Stored data:

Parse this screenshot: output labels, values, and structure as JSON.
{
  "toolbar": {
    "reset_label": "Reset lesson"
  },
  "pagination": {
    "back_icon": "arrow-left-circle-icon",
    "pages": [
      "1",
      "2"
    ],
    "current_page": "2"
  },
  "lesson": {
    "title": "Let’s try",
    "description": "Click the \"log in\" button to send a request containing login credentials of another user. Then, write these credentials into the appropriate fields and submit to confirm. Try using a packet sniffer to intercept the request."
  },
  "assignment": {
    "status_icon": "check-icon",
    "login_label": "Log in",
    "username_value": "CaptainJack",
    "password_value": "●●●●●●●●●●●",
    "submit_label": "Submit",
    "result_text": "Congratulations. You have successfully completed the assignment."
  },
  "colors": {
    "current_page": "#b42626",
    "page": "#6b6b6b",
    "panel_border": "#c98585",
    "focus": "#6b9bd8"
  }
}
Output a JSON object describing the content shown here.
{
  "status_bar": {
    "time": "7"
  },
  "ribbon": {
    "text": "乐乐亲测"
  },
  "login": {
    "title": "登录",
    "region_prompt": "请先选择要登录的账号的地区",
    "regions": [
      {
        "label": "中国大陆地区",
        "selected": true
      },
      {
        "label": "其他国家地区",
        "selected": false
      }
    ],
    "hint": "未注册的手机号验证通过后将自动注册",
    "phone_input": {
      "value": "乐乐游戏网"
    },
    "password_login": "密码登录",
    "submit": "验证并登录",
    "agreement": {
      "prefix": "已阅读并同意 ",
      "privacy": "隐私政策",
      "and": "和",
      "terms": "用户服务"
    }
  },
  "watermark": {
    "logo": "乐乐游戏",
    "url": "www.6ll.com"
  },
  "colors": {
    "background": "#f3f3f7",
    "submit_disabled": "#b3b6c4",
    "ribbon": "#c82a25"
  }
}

Problem: Say how many lines in the records above hold "JSON", and give no other text.

Final answer: 2